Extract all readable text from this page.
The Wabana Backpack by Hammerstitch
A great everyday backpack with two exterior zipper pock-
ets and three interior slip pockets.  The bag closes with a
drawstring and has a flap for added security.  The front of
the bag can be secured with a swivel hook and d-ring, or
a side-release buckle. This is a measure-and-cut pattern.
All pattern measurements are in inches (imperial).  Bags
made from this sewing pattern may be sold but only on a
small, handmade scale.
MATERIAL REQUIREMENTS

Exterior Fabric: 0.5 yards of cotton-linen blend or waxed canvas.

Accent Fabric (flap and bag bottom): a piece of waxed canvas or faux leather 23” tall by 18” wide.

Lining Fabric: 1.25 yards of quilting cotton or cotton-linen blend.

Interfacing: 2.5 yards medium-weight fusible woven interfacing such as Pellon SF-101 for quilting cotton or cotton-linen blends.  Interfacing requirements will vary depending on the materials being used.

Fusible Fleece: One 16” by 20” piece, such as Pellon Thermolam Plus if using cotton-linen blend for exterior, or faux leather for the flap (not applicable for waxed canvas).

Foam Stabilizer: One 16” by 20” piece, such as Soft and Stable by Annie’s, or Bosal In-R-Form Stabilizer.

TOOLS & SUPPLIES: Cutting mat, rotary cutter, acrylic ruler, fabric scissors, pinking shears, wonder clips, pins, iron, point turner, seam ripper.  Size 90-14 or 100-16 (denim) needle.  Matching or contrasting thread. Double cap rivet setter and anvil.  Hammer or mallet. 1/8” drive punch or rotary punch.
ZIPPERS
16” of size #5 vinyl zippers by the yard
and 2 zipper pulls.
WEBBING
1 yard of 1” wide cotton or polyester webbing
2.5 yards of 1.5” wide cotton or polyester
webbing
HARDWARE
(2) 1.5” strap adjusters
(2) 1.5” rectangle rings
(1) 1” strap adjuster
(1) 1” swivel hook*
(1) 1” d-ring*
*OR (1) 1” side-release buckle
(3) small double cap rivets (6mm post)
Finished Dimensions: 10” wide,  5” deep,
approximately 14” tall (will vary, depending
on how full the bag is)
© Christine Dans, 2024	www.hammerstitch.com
-*-*-
From the listing above, reproduce all the lines exactly.

Extract all readable text from this page.
The Wabana Backpack by Hammerstitch
A great everyday backpack with two exterior zipper pock-
ets and three interior slip pockets.  The bag closes with a
drawstring and has a flap for added security.  The front of
the bag can be secured with a swivel hook and d-ring, or
a side-release buckle. This is a measure-and-cut pattern.
All pattern measurements are in inches (imperial).  Bags
made from this sewing pattern may be sold but only on a
small, handmade scale.
MATERIAL REQUIREMENTS

Exterior Fabric: 0.5 yards of cotton-linen blend or waxed canvas.

Accent Fabric (flap and bag bottom): a piece of waxed canvas or faux leather 23” tall by 18” wide.

Lining Fabric: 1.25 yards of quilting cotton or cotton-linen blend.

Interfacing: 2.5 yards medium-weight fusible woven interfacing such as Pellon SF-101 for quilting cotton or cotton-linen blends.  Interfacing requirements will vary depending on the materials being used.

Fusible Fleece: One 16” by 20” piece, such as Pellon Thermolam Plus if using cotton-linen blend for exterior, or faux leather for the flap (not applicable for waxed canvas).

Foam Stabilizer: One 16” by 20” piece, such as Soft and Stable by Annie’s, or Bosal In-R-Form Stabilizer.

TOOLS & SUPPLIES: Cutting mat, rotary cutter, acrylic ruler, fabric scissors, pinking shears, wonder clips, pins, iron, point turner, seam ripper.  Size 90-14 or 100-16 (denim) needle.  Matching or contrasting thread. Double cap rivet setter and anvil.  Hammer or mallet. 1/8” drive punch or rotary punch.
ZIPPERS
16” of size #5 vinyl zippers by the yard
and 2 zipper pulls.
WEBBING
1 yard of 1” wide cotton or polyester webbing
2.5 yards of 1.5” wide cotton or polyester
webbing
HARDWARE
(2) 1.5” strap adjusters
(2) 1.5” rectangle rings
(1) 1” strap adjuster
(1) 1” swivel hook*
(1) 1” d-ring*
*OR (1) 1” side-release buckle
(3) small double cap rivets (6mm post)
Finished Dimensions: 10” wide,  5” deep,
approximately 14” tall (will vary, depending
on how full the bag is)
© Christine Dans, 2024	www.hammerstitch.com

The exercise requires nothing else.